(Records)
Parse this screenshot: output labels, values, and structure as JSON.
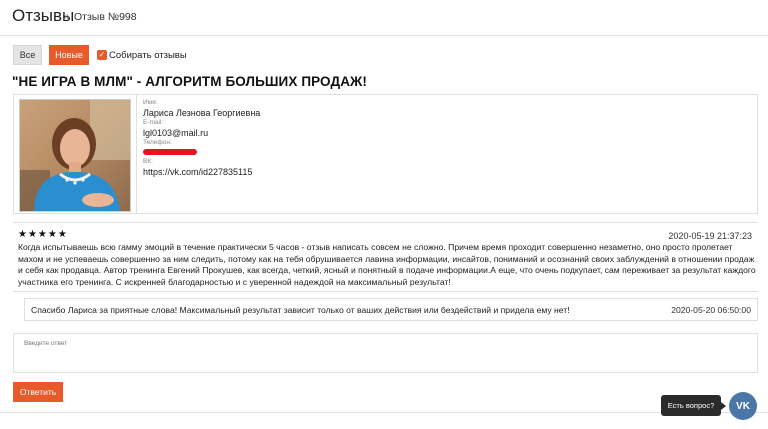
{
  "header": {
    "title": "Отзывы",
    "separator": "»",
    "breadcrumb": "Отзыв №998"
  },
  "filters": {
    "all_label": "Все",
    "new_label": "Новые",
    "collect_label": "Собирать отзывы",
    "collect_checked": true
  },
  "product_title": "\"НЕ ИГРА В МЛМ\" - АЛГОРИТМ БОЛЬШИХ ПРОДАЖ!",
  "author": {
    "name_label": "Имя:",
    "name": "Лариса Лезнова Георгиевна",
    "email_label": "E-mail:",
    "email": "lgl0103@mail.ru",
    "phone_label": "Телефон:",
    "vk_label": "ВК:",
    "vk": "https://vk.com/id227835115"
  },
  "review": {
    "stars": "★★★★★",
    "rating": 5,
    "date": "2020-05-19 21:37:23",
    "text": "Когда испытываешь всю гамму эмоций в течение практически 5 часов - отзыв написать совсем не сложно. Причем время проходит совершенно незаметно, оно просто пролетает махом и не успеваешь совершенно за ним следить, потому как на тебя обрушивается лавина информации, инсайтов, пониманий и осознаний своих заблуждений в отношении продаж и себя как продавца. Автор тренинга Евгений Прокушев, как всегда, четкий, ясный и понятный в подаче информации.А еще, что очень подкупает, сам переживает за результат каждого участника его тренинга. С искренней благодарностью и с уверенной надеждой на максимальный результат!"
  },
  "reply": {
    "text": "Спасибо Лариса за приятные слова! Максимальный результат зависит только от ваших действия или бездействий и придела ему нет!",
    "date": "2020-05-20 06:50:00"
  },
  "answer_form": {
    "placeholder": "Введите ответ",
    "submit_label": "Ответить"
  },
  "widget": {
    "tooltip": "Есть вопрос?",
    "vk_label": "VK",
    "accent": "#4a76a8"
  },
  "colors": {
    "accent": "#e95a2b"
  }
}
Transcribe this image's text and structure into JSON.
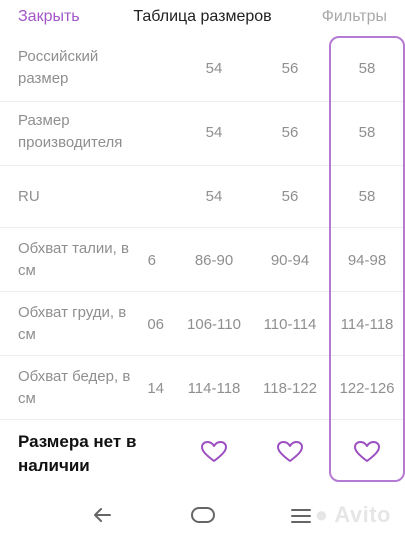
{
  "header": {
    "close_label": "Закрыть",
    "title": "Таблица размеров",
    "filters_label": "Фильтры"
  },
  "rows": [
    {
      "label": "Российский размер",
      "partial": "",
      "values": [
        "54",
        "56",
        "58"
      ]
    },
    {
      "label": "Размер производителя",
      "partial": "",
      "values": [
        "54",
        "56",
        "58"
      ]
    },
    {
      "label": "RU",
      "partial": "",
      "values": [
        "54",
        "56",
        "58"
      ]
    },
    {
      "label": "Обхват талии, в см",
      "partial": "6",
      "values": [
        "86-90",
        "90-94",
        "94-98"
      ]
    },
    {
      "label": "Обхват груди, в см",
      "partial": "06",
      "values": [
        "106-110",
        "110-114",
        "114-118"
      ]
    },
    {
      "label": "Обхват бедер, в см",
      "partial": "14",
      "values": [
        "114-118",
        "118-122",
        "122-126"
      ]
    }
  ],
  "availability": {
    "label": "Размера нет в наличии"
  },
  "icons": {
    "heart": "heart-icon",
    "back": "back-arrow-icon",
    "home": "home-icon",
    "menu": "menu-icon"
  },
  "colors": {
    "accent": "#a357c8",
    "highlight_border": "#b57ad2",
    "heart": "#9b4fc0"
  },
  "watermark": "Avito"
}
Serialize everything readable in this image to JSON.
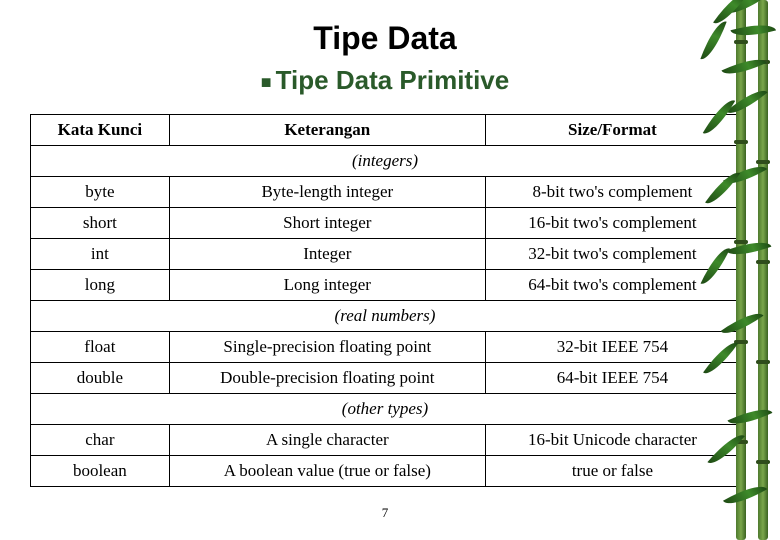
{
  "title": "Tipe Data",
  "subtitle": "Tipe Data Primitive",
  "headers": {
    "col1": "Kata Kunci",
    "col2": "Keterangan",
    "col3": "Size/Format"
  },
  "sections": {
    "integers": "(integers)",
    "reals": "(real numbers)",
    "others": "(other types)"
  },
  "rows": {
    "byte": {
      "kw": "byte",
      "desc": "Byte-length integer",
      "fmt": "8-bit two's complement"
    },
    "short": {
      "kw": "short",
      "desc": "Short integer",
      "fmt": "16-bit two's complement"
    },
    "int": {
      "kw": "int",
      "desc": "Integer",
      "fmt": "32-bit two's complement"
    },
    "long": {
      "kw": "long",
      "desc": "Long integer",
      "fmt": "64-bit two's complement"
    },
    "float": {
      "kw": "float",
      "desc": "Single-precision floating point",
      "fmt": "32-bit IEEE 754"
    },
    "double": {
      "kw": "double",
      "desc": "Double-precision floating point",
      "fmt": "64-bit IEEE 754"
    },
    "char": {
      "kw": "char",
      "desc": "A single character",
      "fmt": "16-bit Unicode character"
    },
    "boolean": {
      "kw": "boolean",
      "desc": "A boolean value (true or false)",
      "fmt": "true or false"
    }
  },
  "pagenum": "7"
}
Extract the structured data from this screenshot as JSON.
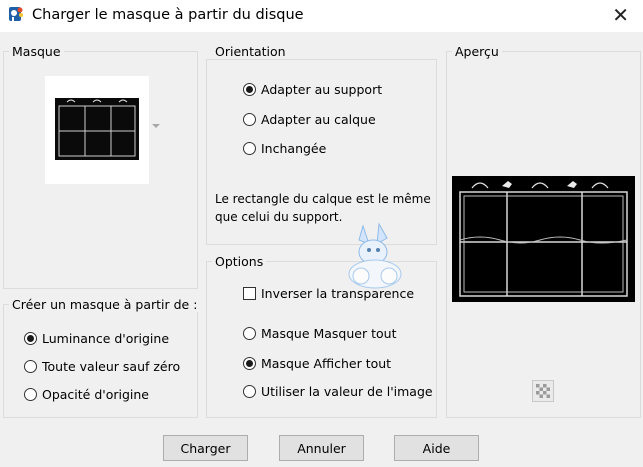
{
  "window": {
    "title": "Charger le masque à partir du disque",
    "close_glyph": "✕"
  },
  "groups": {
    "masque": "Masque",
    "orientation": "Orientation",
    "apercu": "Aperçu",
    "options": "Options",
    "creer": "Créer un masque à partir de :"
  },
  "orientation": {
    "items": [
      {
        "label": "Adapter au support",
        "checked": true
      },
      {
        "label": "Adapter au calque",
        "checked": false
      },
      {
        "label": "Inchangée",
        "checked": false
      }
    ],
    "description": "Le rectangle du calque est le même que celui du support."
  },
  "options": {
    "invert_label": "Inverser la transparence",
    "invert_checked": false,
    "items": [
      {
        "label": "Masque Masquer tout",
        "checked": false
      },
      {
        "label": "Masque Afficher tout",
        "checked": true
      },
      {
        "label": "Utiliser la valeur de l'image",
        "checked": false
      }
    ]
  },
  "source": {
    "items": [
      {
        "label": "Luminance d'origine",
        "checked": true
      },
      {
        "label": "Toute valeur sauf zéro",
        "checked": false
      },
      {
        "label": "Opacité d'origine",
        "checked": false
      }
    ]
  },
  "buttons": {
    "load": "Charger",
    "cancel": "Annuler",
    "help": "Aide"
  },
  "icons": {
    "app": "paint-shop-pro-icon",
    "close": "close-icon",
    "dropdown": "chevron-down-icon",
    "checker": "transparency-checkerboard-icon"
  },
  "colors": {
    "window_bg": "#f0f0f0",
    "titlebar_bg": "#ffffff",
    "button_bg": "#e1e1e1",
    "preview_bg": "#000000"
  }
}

### What you should do
Pick out every line above that contains the word "IEEE" and copy it.

### Result of the exercise
      "fmt": "32-bit IEEE 754"
      "fmt": "64-bit IEEE 754"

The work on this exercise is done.